• [Work required] Keep only the lines of the listing that include the word "lůžek", and copy them.

Stored records:
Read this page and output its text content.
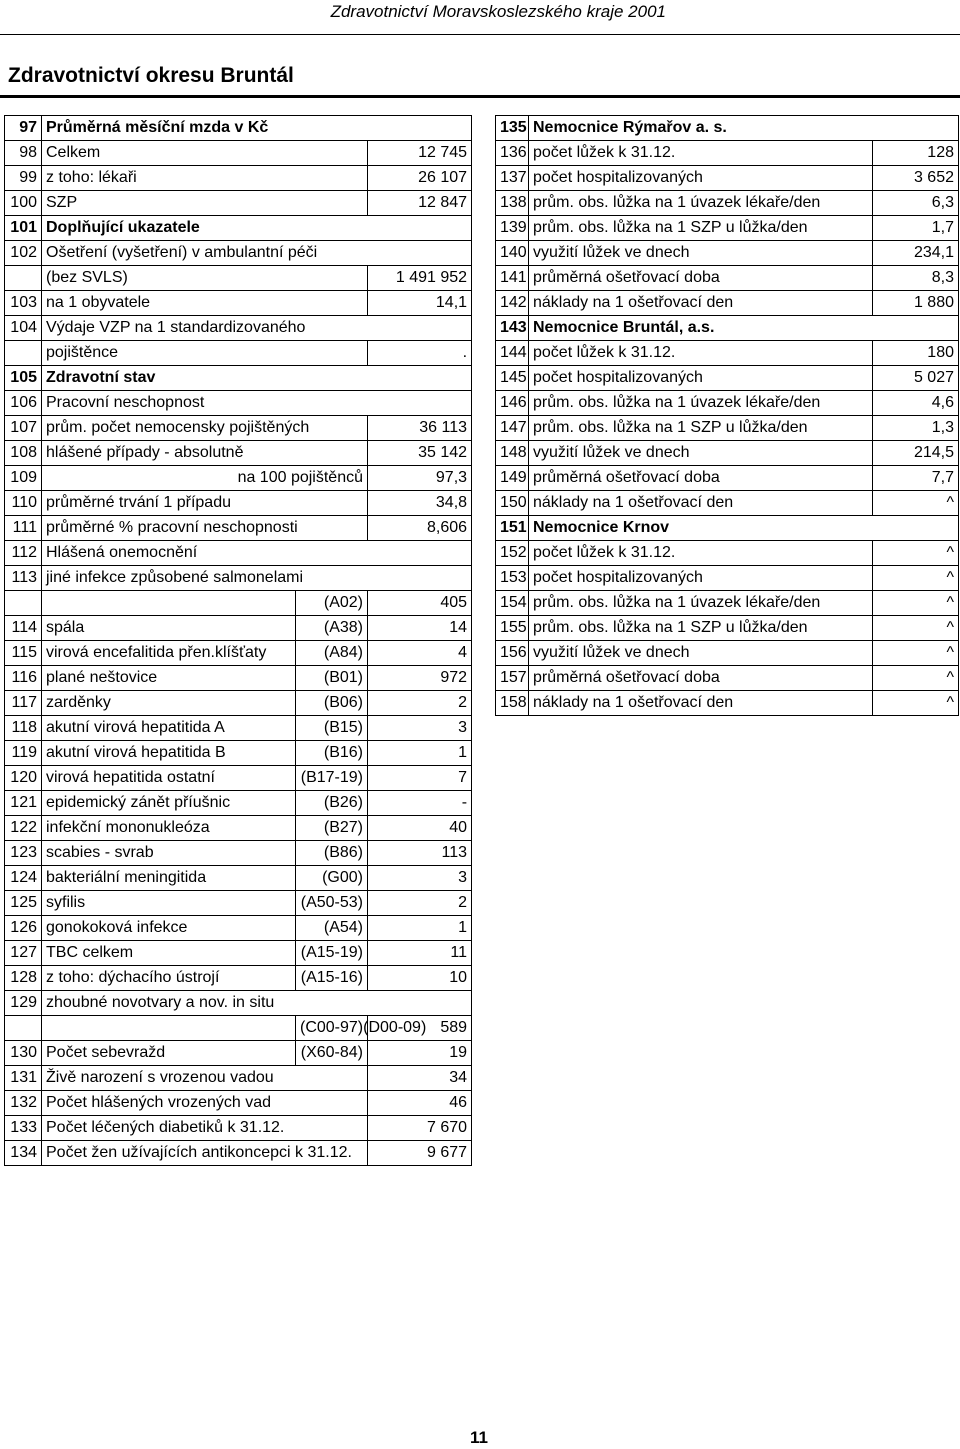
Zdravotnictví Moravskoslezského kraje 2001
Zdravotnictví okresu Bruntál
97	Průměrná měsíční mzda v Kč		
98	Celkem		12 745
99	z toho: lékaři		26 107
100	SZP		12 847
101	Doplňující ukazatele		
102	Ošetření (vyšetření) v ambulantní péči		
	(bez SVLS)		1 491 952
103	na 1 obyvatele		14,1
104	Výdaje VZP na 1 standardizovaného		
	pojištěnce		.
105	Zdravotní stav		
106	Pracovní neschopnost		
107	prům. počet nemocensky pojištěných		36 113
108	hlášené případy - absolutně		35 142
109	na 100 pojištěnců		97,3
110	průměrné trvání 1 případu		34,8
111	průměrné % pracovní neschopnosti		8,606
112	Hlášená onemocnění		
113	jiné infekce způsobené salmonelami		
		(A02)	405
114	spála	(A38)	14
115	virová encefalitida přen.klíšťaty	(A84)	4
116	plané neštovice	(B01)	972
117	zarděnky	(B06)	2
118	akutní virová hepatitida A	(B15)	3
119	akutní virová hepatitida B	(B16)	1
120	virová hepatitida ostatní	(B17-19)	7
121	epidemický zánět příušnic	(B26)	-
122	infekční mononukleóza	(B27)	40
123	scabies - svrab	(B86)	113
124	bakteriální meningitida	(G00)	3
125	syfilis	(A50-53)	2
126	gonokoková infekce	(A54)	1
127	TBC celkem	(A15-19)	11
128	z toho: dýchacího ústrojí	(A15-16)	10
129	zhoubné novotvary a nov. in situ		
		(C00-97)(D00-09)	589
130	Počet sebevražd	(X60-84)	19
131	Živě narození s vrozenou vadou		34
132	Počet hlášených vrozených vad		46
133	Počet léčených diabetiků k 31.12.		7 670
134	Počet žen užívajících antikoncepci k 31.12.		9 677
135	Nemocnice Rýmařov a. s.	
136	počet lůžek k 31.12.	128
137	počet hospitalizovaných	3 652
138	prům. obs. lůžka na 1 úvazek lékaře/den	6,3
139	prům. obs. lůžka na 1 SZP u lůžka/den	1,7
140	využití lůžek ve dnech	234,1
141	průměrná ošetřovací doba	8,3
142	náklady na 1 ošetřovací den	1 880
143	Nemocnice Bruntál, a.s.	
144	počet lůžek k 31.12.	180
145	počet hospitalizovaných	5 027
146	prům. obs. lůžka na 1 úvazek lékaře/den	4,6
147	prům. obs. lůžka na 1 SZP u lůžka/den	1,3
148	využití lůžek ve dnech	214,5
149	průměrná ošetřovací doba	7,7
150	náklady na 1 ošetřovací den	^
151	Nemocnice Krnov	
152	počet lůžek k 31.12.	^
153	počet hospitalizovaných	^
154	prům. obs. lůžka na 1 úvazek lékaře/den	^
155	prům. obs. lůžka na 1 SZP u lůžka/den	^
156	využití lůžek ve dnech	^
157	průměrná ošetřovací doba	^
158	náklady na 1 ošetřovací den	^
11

• [Reply to the exercise]
136	počet lůžek k 31.12.	128
140	využití lůžek ve dnech	234,1
144	počet lůžek k 31.12.	180
148	využití lůžek ve dnech	214,5
152	počet lůžek k 31.12.	^
156	využití lůžek ve dnech	^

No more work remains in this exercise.